PROBLEM STATEMENT =
Lift every line from the entries that includes the word "Hodge".

[Collection entries]
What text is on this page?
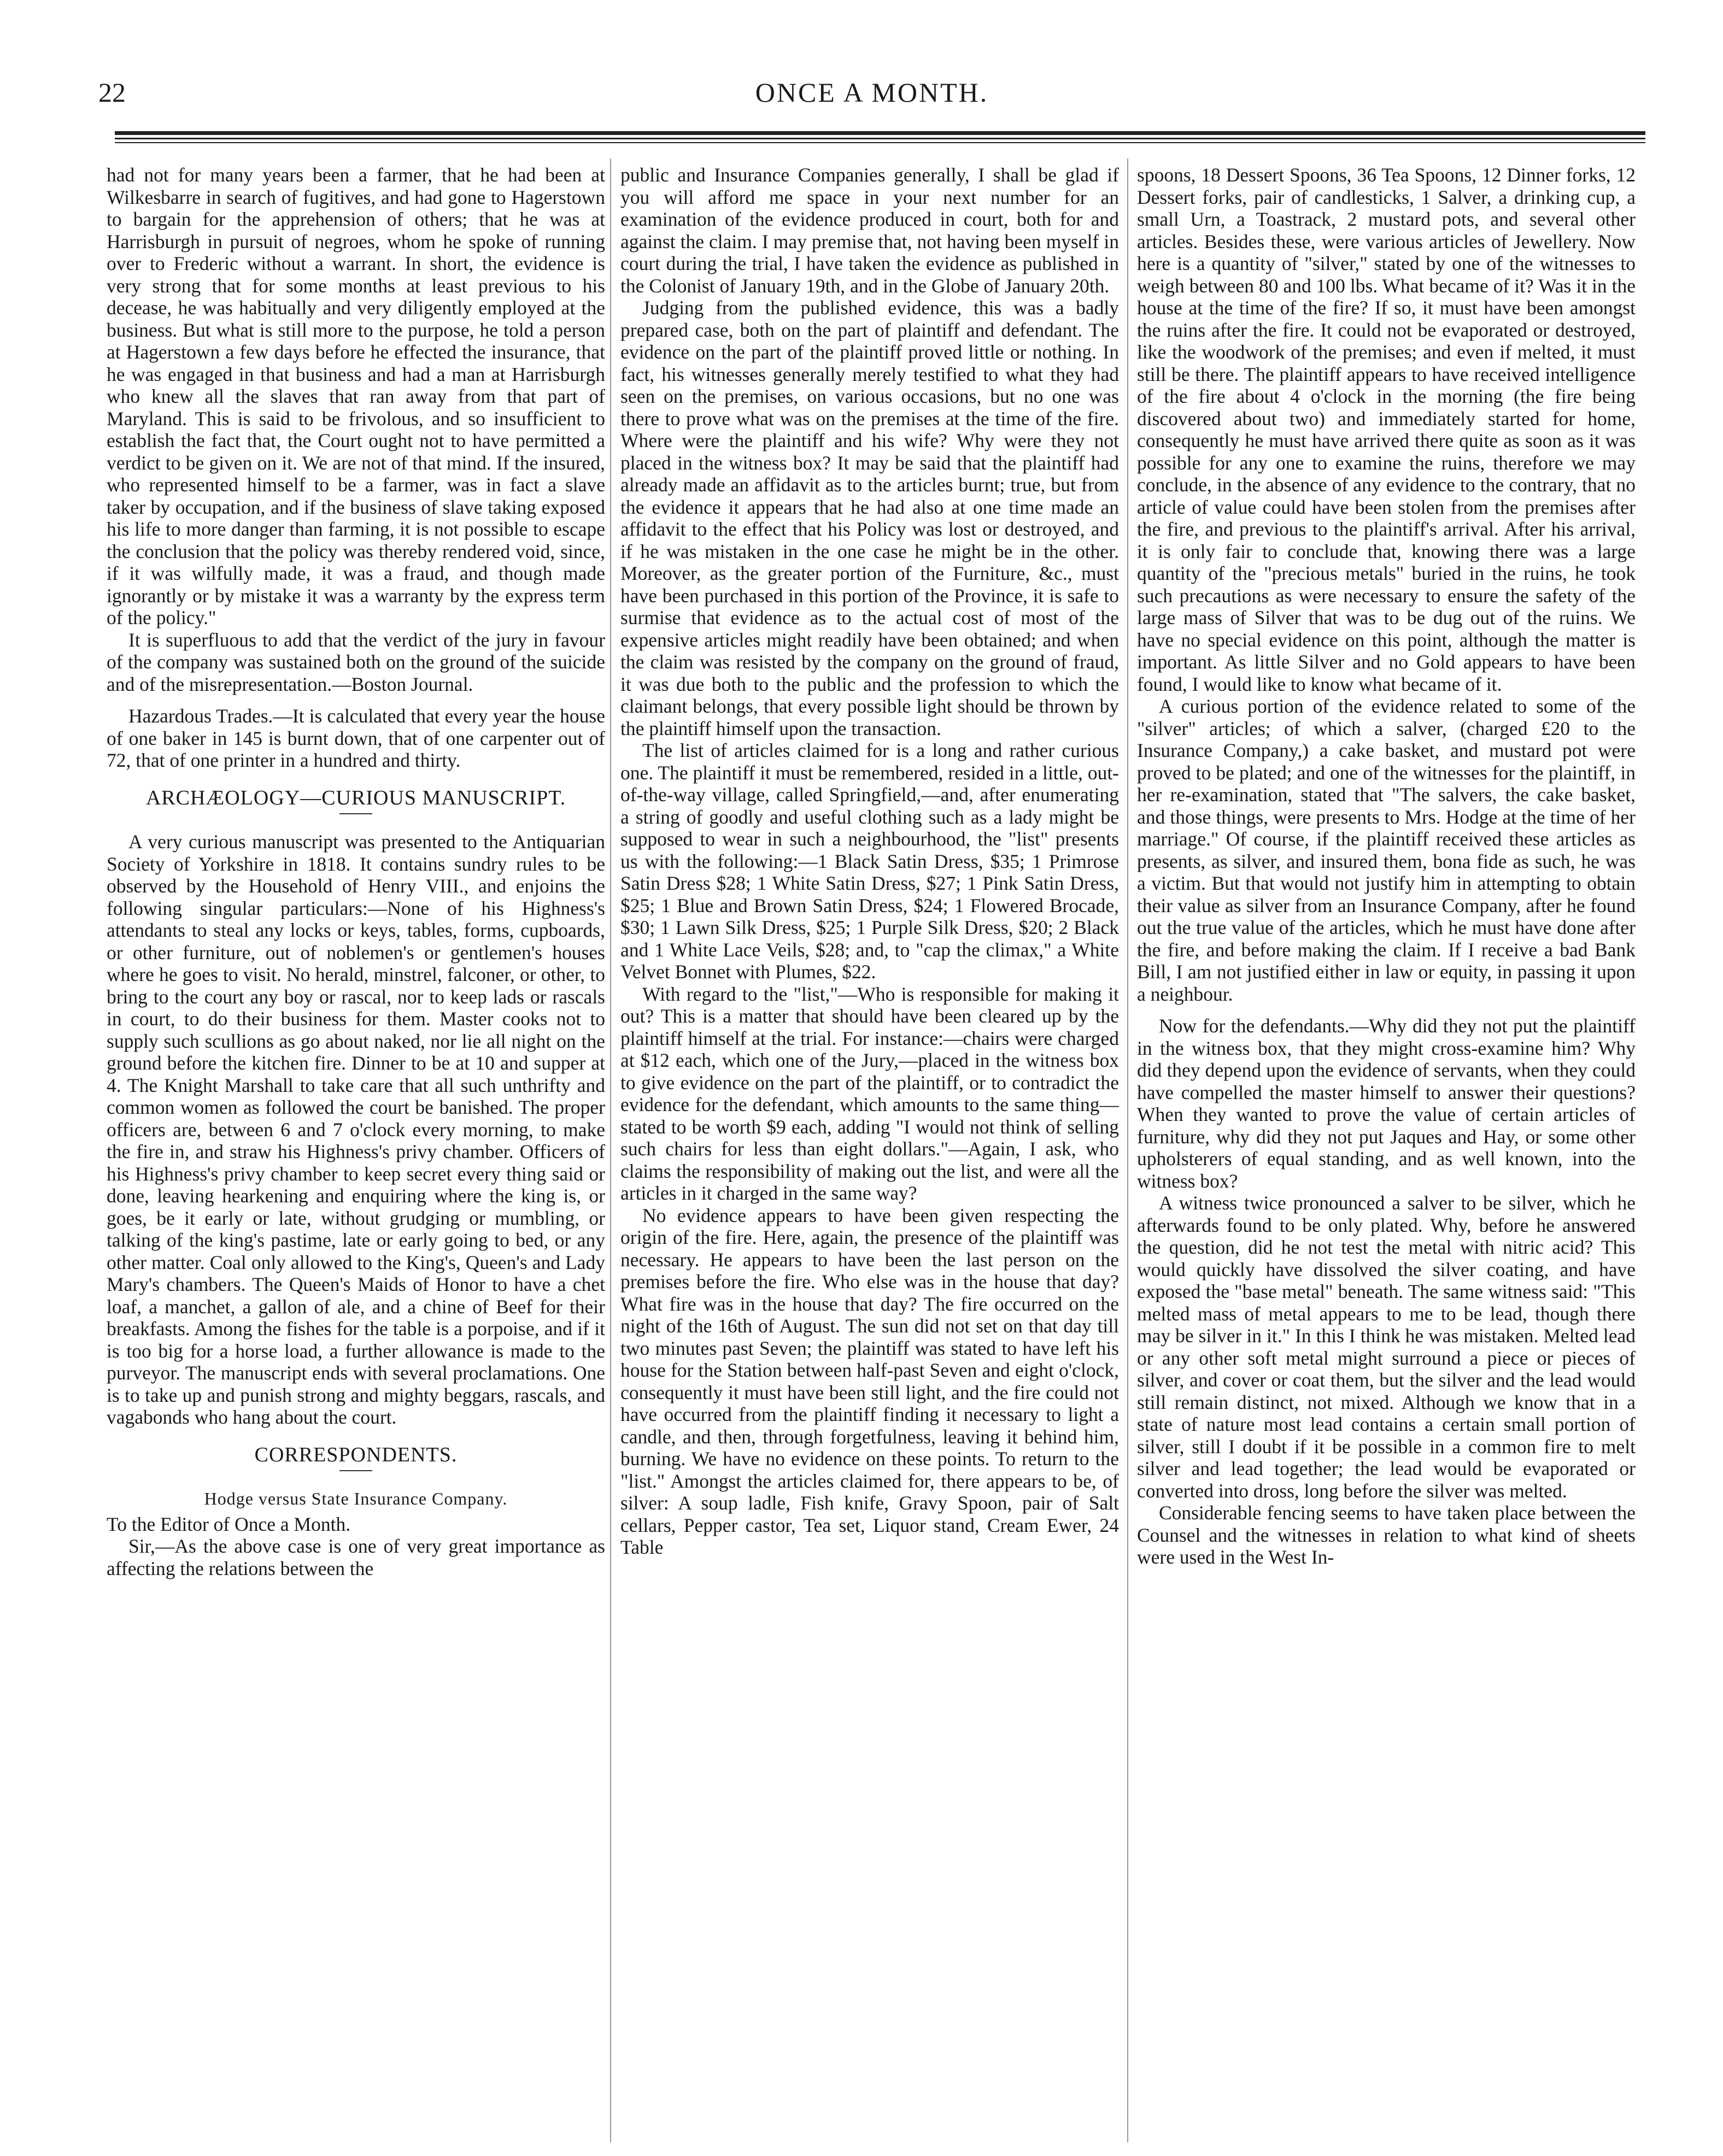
22	ONCE A MONTH.

had not for many years been a farmer, that he had been at Wilkesbarre in search of fugitives, and had gone to Hagerstown to bargain for the apprehension of others; that he was at Harrisburgh in pursuit of negroes, whom he spoke of running over to Frederic without a warrant. In short, the evidence is very strong that for some months at least previous to his decease, he was habitually and very diligently employed at the business. But what is still more to the purpose, he told a person at Hagerstown a few days before he effected the insurance, that he was engaged in that business and had a man at Harrisburgh who knew all the slaves that ran away from that part of Maryland. This is said to be frivolous, and so insufficient to establish the fact that, the Court ought not to have permitted a verdict to be given on it. We are not of that mind. If the insured, who represented himself to be a farmer, was in fact a slave taker by occupation, and if the business of slave taking exposed his life to more danger than farming, it is not possible to escape the conclusion that the policy was thereby rendered void, since, if it was wilfully made, it was a fraud, and though made ignorantly or by mistake it was a warranty by the express term of the policy."

It is superfluous to add that the verdict of the jury in favour of the company was sustained both on the ground of the suicide and of the misrepresentation.—Boston Journal.

Hazardous Trades.—It is calculated that every year the house of one baker in 145 is burnt down, that of one carpenter out of 72, that of one printer in a hundred and thirty.

ARCHÆOLOGY—CURIOUS MANUSCRIPT.

A very curious manuscript was presented to the Antiquarian Society of Yorkshire in 1818. It contains sundry rules to be observed by the Household of Henry VIII., and enjoins the following singular particulars:—None of his Highness's attendants to steal any locks or keys, tables, forms, cupboards, or other furniture, out of noblemen's or gentlemen's houses where he goes to visit. No herald, minstrel, falconer, or other, to bring to the court any boy or rascal, nor to keep lads or rascals in court, to do their business for them. Master cooks not to supply such scullions as go about naked, nor lie all night on the ground before the kitchen fire. Dinner to be at 10 and supper at 4. The Knight Marshall to take care that all such unthrifty and common women as followed the court be banished. The proper officers are, between 6 and 7 o'clock every morning, to make the fire in, and straw his Highness's privy chamber. Officers of his Highness's privy chamber to keep secret every thing said or done, leaving hearkening and enquiring where the king is, or goes, be it early or late, without grudging or mumbling, or talking of the king's pastime, late or early going to bed, or any other matter. Coal only allowed to the King's, Queen's and Lady Mary's chambers. The Queen's Maids of Honor to have a chet loaf, a manchet, a gallon of ale, and a chine of Beef for their breakfasts. Among the fishes for the table is a porpoise, and if it is too big for a horse load, a further allowance is made to the purveyor. The manuscript ends with several proclamations. One is to take up and punish strong and mighty beggars, rascals, and vagabonds who hang about the court.

CORRESPONDENTS.
Hodge versus State Insurance Company.

To the Editor of Once a Month.

Sir,—As the above case is one of very great importance as affecting the relations between the

public and Insurance Companies generally, I shall be glad if you will afford me space in your next number for an examination of the evidence produced in court, both for and against the claim. I may premise that, not having been myself in court during the trial, I have taken the evidence as published in the Colonist of January 19th, and in the Globe of January 20th.

Judging from the published evidence, this was a badly prepared case, both on the part of plaintiff and defendant. The evidence on the part of the plaintiff proved little or nothing. In fact, his witnesses generally merely testified to what they had seen on the premises, on various occasions, but no one was there to prove what was on the premises at the time of the fire. Where were the plaintiff and his wife? Why were they not placed in the witness box? It may be said that the plaintiff had already made an affidavit as to the articles burnt; true, but from the evidence it appears that he had also at one time made an affidavit to the effect that his Policy was lost or destroyed, and if he was mistaken in the one case he might be in the other. Moreover, as the greater portion of the Furniture, &c., must have been purchased in this portion of the Province, it is safe to surmise that evidence as to the actual cost of most of the expensive articles might readily have been obtained; and when the claim was resisted by the company on the ground of fraud, it was due both to the public and the profession to which the claimant belongs, that every possible light should be thrown by the plaintiff himself upon the transaction.

The list of articles claimed for is a long and rather curious one. The plaintiff it must be remembered, resided in a little, out-of-the-way village, called Springfield,—and, after enumerating a string of goodly and useful clothing such as a lady might be supposed to wear in such a neighbourhood, the "list" presents us with the following:—1 Black Satin Dress, $35; 1 Primrose Satin Dress $28; 1 White Satin Dress, $27; 1 Pink Satin Dress, $25; 1 Blue and Brown Satin Dress, $24; 1 Flowered Brocade, $30; 1 Lawn Silk Dress, $25; 1 Purple Silk Dress, $20; 2 Black and 1 White Lace Veils, $28; and, to "cap the climax," a White Velvet Bonnet with Plumes, $22.

With regard to the "list,"—Who is responsible for making it out? This is a matter that should have been cleared up by the plaintiff himself at the trial. For instance:—chairs were charged at $12 each, which one of the Jury,—placed in the witness box to give evidence on the part of the plaintiff, or to contradict the evidence for the defendant, which amounts to the same thing—stated to be worth $9 each, adding "I would not think of selling such chairs for less than eight dollars."—Again, I ask, who claims the responsibility of making out the list, and were all the articles in it charged in the same way?

No evidence appears to have been given respecting the origin of the fire. Here, again, the presence of the plaintiff was necessary. He appears to have been the last person on the premises before the fire. Who else was in the house that day? What fire was in the house that day? The fire occurred on the night of the 16th of August. The sun did not set on that day till two minutes past Seven; the plaintiff was stated to have left his house for the Station between half-past Seven and eight o'clock, consequently it must have been still light, and the fire could not have occurred from the plaintiff finding it necessary to light a candle, and then, through forgetfulness, leaving it behind him, burning. We have no evidence on these points. To return to the "list." Amongst the articles claimed for, there appears to be, of silver: A soup ladle, Fish knife, Gravy Spoon, pair of Salt cellars, Pepper castor, Tea set, Liquor stand, Cream Ewer, 24 Table

spoons, 18 Dessert Spoons, 36 Tea Spoons, 12 Dinner forks, 12 Dessert forks, pair of candlesticks, 1 Salver, a drinking cup, a small Urn, a Toastrack, 2 mustard pots, and several other articles. Besides these, were various articles of Jewellery. Now here is a quantity of "silver," stated by one of the witnesses to weigh between 80 and 100 lbs. What became of it? Was it in the house at the time of the fire? If so, it must have been amongst the ruins after the fire. It could not be evaporated or destroyed, like the woodwork of the premises; and even if melted, it must still be there. The plaintiff appears to have received intelligence of the fire about 4 o'clock in the morning (the fire being discovered about two) and immediately started for home, consequently he must have arrived there quite as soon as it was possible for any one to examine the ruins, therefore we may conclude, in the absence of any evidence to the contrary, that no article of value could have been stolen from the premises after the fire, and previous to the plaintiff's arrival. After his arrival, it is only fair to conclude that, knowing there was a large quantity of the "precious metals" buried in the ruins, he took such precautions as were necessary to ensure the safety of the large mass of Silver that was to be dug out of the ruins. We have no special evidence on this point, although the matter is important. As little Silver and no Gold appears to have been found, I would like to know what became of it.

A curious portion of the evidence related to some of the "silver" articles; of which a salver, (charged £20 to the Insurance Company,) a cake basket, and mustard pot were proved to be plated; and one of the witnesses for the plaintiff, in her re-examination, stated that "The salvers, the cake basket, and those things, were presents to Mrs. Hodge at the time of her marriage." Of course, if the plaintiff received these articles as presents, as silver, and insured them, bona fide as such, he was a victim. But that would not justify him in attempting to obtain their value as silver from an Insurance Company, after he found out the true value of the articles, which he must have done after the fire, and before making the claim. If I receive a bad Bank Bill, I am not justified either in law or equity, in passing it upon a neighbour.

Now for the defendants.—Why did they not put the plaintiff in the witness box, that they might cross-examine him? Why did they depend upon the evidence of servants, when they could have compelled the master himself to answer their questions? When they wanted to prove the value of certain articles of furniture, why did they not put Jaques and Hay, or some other upholsterers of equal standing, and as well known, into the witness box?

A witness twice pronounced a salver to be silver, which he afterwards found to be only plated. Why, before he answered the question, did he not test the metal with nitric acid? This would quickly have dissolved the silver coating, and have exposed the "base metal" beneath. The same witness said: "This melted mass of metal appears to me to be lead, though there may be silver in it." In this I think he was mistaken. Melted lead or any other soft metal might surround a piece or pieces of silver, and cover or coat them, but the silver and the lead would still remain distinct, not mixed. Although we know that in a state of nature most lead contains a certain small portion of silver, still I doubt if it be possible in a common fire to melt silver and lead together; the lead would be evaporated or converted into dross, long before the silver was melted.

Considerable fencing seems to have taken place between the Counsel and the witnesses in relation to what kind of sheets were used in the West In-
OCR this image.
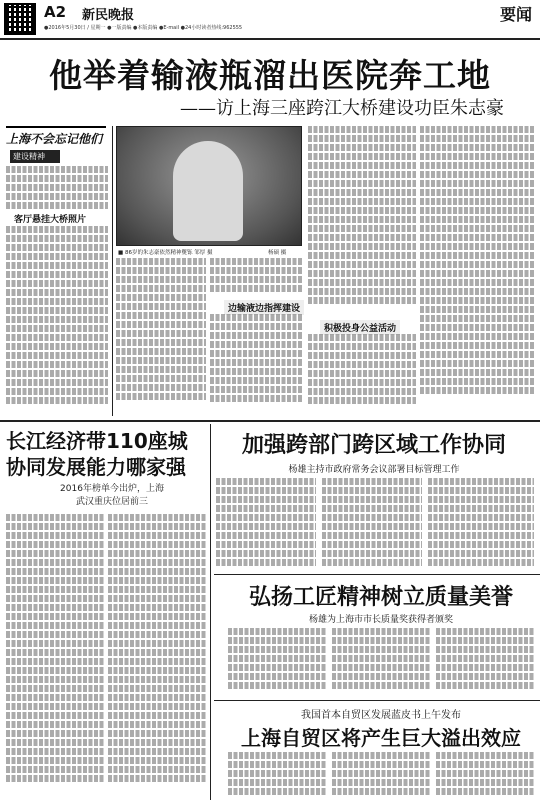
A2 新民晚报	要闻
●2016年5月30日 / 星期一 ●一版责编 ●本版责编 ●E-mail ●24小时读者热线:962555
他举着输液瓶溜出医院奔工地
——访上海三座跨江大桥建设功臣朱志豪
上海不会忘记他们
建设精神
客厅悬挂大桥照片
■ 86岁的朱志豪依然精神矍铄 邹厚 摄	杨硕 摄
边输液边指挥建设
积极投身公益活动
长江经济带110座城
协同发展能力哪家强
2016年榜单今出炉，上海
武汉重庆位居前三
加强跨部门跨区域工作协同
杨雄主持市政府常务会议部署目标管理工作
弘扬工匠精神树立质量美誉
杨雄为上海市市长质量奖获得者颁奖
我国首本自贸区发展蓝皮书上午发布
上海自贸区将产生巨大溢出效应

COMPLETE ANSWER =
Hodge versus State Insurance Company.
A curious portion of the evidence related to some of the "silver" articles; of which a salver, (charged £20 to the Insurance Company,) a cake basket, and mustard pot were proved to be plated; and one of the witnesses for the plaintiff, in her re-examination, stated that "The salvers, the cake basket, and those things, were presents to Mrs. Hodge at the time of her marriage." Of course, if the plaintiff received these articles as presents, as silver, and insured them, bona fide as such, he was a victim. But that would not justify him in attempting to obtain their value as silver from an Insurance Company, after he found out the true value of the articles, which he must have done after the fire, and before making the claim. If I receive a bad Bank Bill, I am not justified either in law or equity, in passing it upon a neighbour.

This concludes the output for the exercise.